- _Data excerpts_:
━━━━━━━━━━━━━━━━

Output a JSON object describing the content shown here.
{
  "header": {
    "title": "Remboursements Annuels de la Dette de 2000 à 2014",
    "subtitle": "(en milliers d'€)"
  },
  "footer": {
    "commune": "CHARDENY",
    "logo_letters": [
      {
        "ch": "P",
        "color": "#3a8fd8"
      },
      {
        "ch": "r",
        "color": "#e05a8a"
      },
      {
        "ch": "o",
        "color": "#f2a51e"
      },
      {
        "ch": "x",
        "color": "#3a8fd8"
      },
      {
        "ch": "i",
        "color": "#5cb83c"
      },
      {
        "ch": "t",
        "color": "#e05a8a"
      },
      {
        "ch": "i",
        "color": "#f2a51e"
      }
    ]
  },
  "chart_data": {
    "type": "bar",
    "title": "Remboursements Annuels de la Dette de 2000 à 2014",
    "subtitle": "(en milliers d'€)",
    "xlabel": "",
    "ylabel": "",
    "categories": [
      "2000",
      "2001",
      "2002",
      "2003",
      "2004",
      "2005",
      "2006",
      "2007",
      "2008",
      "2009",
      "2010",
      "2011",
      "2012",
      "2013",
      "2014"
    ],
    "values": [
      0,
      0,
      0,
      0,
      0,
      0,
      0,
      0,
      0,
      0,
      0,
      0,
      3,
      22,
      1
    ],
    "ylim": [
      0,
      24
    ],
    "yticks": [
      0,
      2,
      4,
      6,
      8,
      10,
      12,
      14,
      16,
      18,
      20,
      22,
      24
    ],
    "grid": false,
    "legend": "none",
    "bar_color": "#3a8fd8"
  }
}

━━━━━━━━━━━━━━━━

- _Do this_:
Go through the listing and print each line exactly as it appears.

- _Output for this exercise_:
Output a JSON object describing the content shown here.
{
  "header": {
    "title": "Remboursements Annuels de la Dette de 2000 à 2014",
    "subtitle": "(en milliers d'€)"
  },
  "footer": {
    "commune": "CHARDENY",
    "logo_letters": [
      {
        "ch": "P",
        "color": "#3a8fd8"
      },
      {
        "ch": "r",
        "color": "#e05a8a"
      },
      {
        "ch": "o",
        "color": "#f2a51e"
      },
      {
        "ch": "x",
        "color": "#3a8fd8"
      },
      {
        "ch": "i",
        "color": "#5cb83c"
      },
      {
        "ch": "t",
        "color": "#e05a8a"
      },
      {
        "ch": "i",
        "color": "#f2a51e"
      }
    ]
  },
  "chart_data": {
    "type": "bar",
    "title": "Remboursements Annuels de la Dette de 2000 à 2014",
    "subtitle": "(en milliers d'€)",
    "xlabel": "",
    "ylabel": "",
    "categories": [
      "2000",
      "2001",
      "2002",
      "2003",
      "2004",
      "2005",
      "2006",
      "2007",
      "2008",
      "2009",
      "2010",
      "2011",
      "2012",
      "2013",
      "2014"
    ],
    "values": [
      0,
      0,
      0,
      0,
      0,
      0,
      0,
      0,
      0,
      0,
      0,
      0,
      3,
      22,
      1
    ],
    "ylim": [
      0,
      24
    ],
    "yticks": [
      0,
      2,
      4,
      6,
      8,
      10,
      12,
      14,
      16,
      18,
      20,
      22,
      24
    ],
    "grid": false,
    "legend": "none",
    "bar_color": "#3a8fd8"
  }
}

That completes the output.